REQUIREMENT: Write out the data again exactly, skipping every picture.

[Stored items]
—————

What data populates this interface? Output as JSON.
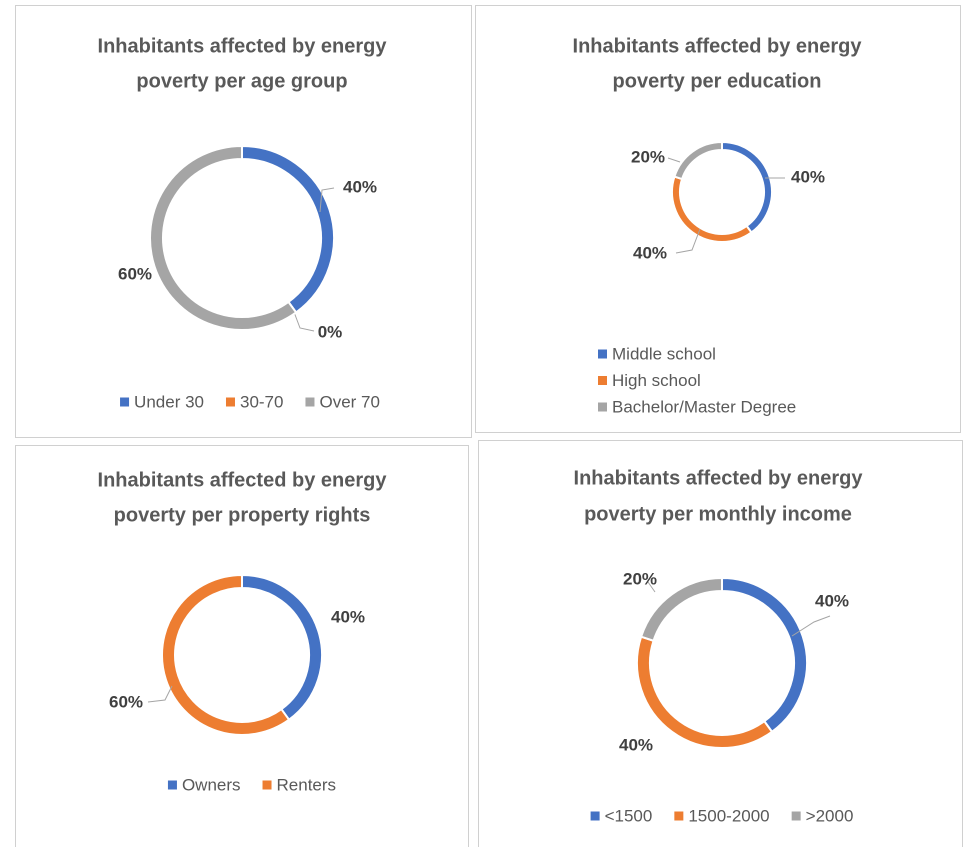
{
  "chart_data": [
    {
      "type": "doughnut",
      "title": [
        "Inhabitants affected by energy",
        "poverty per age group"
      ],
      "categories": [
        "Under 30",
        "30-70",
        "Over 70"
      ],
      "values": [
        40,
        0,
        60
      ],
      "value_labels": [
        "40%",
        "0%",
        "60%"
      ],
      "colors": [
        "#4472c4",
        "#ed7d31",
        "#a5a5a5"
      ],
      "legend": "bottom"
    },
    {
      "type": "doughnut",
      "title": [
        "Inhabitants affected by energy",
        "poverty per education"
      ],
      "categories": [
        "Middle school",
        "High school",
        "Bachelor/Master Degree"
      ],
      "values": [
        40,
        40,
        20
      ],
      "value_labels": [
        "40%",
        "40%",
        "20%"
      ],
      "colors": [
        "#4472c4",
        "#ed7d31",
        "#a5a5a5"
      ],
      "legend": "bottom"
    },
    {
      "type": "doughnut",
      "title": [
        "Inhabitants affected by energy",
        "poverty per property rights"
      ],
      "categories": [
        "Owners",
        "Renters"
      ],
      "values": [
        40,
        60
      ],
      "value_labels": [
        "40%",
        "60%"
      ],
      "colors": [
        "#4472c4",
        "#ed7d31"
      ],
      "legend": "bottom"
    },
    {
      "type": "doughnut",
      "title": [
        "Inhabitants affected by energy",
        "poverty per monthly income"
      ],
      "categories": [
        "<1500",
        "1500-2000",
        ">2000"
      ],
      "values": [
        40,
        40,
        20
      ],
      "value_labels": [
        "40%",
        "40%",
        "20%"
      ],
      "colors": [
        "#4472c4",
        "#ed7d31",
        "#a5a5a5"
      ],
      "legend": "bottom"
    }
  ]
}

—————

SOLUTION FOR THIS EXERCISE:
What data populates this interface? Output as JSON.
{
  "chart_data": [
    {
      "type": "doughnut",
      "title": [
        "Inhabitants affected by energy",
        "poverty per age group"
      ],
      "categories": [
        "Under 30",
        "30-70",
        "Over 70"
      ],
      "values": [
        40,
        0,
        60
      ],
      "value_labels": [
        "40%",
        "0%",
        "60%"
      ],
      "colors": [
        "#4472c4",
        "#ed7d31",
        "#a5a5a5"
      ],
      "legend": "bottom"
    },
    {
      "type": "doughnut",
      "title": [
        "Inhabitants affected by energy",
        "poverty per education"
      ],
      "categories": [
        "Middle school",
        "High school",
        "Bachelor/Master Degree"
      ],
      "values": [
        40,
        40,
        20
      ],
      "value_labels": [
        "40%",
        "40%",
        "20%"
      ],
      "colors": [
        "#4472c4",
        "#ed7d31",
        "#a5a5a5"
      ],
      "legend": "bottom"
    },
    {
      "type": "doughnut",
      "title": [
        "Inhabitants affected by energy",
        "poverty per property rights"
      ],
      "categories": [
        "Owners",
        "Renters"
      ],
      "values": [
        40,
        60
      ],
      "value_labels": [
        "40%",
        "60%"
      ],
      "colors": [
        "#4472c4",
        "#ed7d31"
      ],
      "legend": "bottom"
    },
    {
      "type": "doughnut",
      "title": [
        "Inhabitants affected by energy",
        "poverty per monthly income"
      ],
      "categories": [
        "<1500",
        "1500-2000",
        ">2000"
      ],
      "values": [
        40,
        40,
        20
      ],
      "value_labels": [
        "40%",
        "40%",
        "20%"
      ],
      "colors": [
        "#4472c4",
        "#ed7d31",
        "#a5a5a5"
      ],
      "legend": "bottom"
    }
  ]
}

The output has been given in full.